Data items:
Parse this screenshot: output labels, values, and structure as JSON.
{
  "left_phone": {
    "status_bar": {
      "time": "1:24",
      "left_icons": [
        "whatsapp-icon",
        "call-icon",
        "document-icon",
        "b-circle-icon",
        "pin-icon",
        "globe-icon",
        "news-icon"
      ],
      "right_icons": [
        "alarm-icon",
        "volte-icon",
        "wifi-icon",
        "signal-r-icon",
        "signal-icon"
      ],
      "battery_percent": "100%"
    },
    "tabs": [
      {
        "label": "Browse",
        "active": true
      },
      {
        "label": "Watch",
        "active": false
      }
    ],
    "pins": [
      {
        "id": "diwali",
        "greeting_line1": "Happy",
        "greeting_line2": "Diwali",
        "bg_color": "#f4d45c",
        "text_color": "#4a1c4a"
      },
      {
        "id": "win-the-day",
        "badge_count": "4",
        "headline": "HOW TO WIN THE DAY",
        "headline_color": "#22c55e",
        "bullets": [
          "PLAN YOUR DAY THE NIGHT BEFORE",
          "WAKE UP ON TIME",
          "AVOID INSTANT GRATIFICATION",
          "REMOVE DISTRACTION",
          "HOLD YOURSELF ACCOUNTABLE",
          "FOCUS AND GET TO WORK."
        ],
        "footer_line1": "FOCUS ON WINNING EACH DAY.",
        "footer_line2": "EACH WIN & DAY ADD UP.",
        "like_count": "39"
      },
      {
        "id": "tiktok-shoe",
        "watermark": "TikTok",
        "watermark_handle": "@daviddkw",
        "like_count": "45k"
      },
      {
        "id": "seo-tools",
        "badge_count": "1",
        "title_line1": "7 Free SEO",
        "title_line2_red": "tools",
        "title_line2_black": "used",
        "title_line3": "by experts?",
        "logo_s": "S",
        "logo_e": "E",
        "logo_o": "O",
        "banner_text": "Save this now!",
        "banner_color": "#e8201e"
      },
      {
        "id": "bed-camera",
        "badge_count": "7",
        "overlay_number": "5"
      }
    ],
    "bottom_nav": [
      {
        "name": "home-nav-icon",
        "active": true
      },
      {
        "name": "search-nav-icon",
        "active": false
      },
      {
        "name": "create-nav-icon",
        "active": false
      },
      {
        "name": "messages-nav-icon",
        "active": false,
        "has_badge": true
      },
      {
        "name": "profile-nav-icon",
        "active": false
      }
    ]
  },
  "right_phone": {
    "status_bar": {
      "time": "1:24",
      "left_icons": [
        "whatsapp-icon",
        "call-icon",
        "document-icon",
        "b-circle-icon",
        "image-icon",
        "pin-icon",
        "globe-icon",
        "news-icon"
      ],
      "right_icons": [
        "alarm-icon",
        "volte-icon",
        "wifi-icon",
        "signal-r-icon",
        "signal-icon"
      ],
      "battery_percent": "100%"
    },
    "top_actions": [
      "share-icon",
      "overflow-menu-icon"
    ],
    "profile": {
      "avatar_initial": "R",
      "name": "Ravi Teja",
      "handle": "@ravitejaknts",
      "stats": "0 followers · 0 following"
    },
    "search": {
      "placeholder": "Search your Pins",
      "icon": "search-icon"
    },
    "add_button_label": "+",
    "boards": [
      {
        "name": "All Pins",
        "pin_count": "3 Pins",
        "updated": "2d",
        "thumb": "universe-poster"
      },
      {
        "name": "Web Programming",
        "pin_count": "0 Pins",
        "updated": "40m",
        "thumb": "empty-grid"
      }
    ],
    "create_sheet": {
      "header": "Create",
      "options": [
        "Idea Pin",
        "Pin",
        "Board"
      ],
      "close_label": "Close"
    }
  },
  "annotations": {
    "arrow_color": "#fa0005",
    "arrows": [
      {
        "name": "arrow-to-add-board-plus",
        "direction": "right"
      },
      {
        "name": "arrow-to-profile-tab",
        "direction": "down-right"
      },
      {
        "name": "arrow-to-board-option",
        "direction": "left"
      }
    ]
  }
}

- [Problem]
Set down the entries verbatim, leaving none out.

- [Exercise output]
Parse this screenshot: output labels, values, and structure as JSON.
{
  "left_phone": {
    "status_bar": {
      "time": "1:24",
      "left_icons": [
        "whatsapp-icon",
        "call-icon",
        "document-icon",
        "b-circle-icon",
        "pin-icon",
        "globe-icon",
        "news-icon"
      ],
      "right_icons": [
        "alarm-icon",
        "volte-icon",
        "wifi-icon",
        "signal-r-icon",
        "signal-icon"
      ],
      "battery_percent": "100%"
    },
    "tabs": [
      {
        "label": "Browse",
        "active": true
      },
      {
        "label": "Watch",
        "active": false
      }
    ],
    "pins": [
      {
        "id": "diwali",
        "greeting_line1": "Happy",
        "greeting_line2": "Diwali",
        "bg_color": "#f4d45c",
        "text_color": "#4a1c4a"
      },
      {
        "id": "win-the-day",
        "badge_count": "4",
        "headline": "HOW TO WIN THE DAY",
        "headline_color": "#22c55e",
        "bullets": [
          "PLAN YOUR DAY THE NIGHT BEFORE",
          "WAKE UP ON TIME",
          "AVOID INSTANT GRATIFICATION",
          "REMOVE DISTRACTION",
          "HOLD YOURSELF ACCOUNTABLE",
          "FOCUS AND GET TO WORK."
        ],
        "footer_line1": "FOCUS ON WINNING EACH DAY.",
        "footer_line2": "EACH WIN & DAY ADD UP.",
        "like_count": "39"
      },
      {
        "id": "tiktok-shoe",
        "watermark": "TikTok",
        "watermark_handle": "@daviddkw",
        "like_count": "45k"
      },
      {
        "id": "seo-tools",
        "badge_count": "1",
        "title_line1": "7 Free SEO",
        "title_line2_red": "tools",
        "title_line2_black": "used",
        "title_line3": "by experts?",
        "logo_s": "S",
        "logo_e": "E",
        "logo_o": "O",
        "banner_text": "Save this now!",
        "banner_color": "#e8201e"
      },
      {
        "id": "bed-camera",
        "badge_count": "7",
        "overlay_number": "5"
      }
    ],
    "bottom_nav": [
      {
        "name": "home-nav-icon",
        "active": true
      },
      {
        "name": "search-nav-icon",
        "active": false
      },
      {
        "name": "create-nav-icon",
        "active": false
      },
      {
        "name": "messages-nav-icon",
        "active": false,
        "has_badge": true
      },
      {
        "name": "profile-nav-icon",
        "active": false
      }
    ]
  },
  "right_phone": {
    "status_bar": {
      "time": "1:24",
      "left_icons": [
        "whatsapp-icon",
        "call-icon",
        "document-icon",
        "b-circle-icon",
        "image-icon",
        "pin-icon",
        "globe-icon",
        "news-icon"
      ],
      "right_icons": [
        "alarm-icon",
        "volte-icon",
        "wifi-icon",
        "signal-r-icon",
        "signal-icon"
      ],
      "battery_percent": "100%"
    },
    "top_actions": [
      "share-icon",
      "overflow-menu-icon"
    ],
    "profile": {
      "avatar_initial": "R",
      "name": "Ravi Teja",
      "handle": "@ravitejaknts",
      "stats": "0 followers · 0 following"
    },
    "search": {
      "placeholder": "Search your Pins",
      "icon": "search-icon"
    },
    "add_button_label": "+",
    "boards": [
      {
        "name": "All Pins",
        "pin_count": "3 Pins",
        "updated": "2d",
        "thumb": "universe-poster"
      },
      {
        "name": "Web Programming",
        "pin_count": "0 Pins",
        "updated": "40m",
        "thumb": "empty-grid"
      }
    ],
    "create_sheet": {
      "header": "Create",
      "options": [
        "Idea Pin",
        "Pin",
        "Board"
      ],
      "close_label": "Close"
    }
  },
  "annotations": {
    "arrow_color": "#fa0005",
    "arrows": [
      {
        "name": "arrow-to-add-board-plus",
        "direction": "right"
      },
      {
        "name": "arrow-to-profile-tab",
        "direction": "down-right"
      },
      {
        "name": "arrow-to-board-option",
        "direction": "left"
      }
    ]
  }
}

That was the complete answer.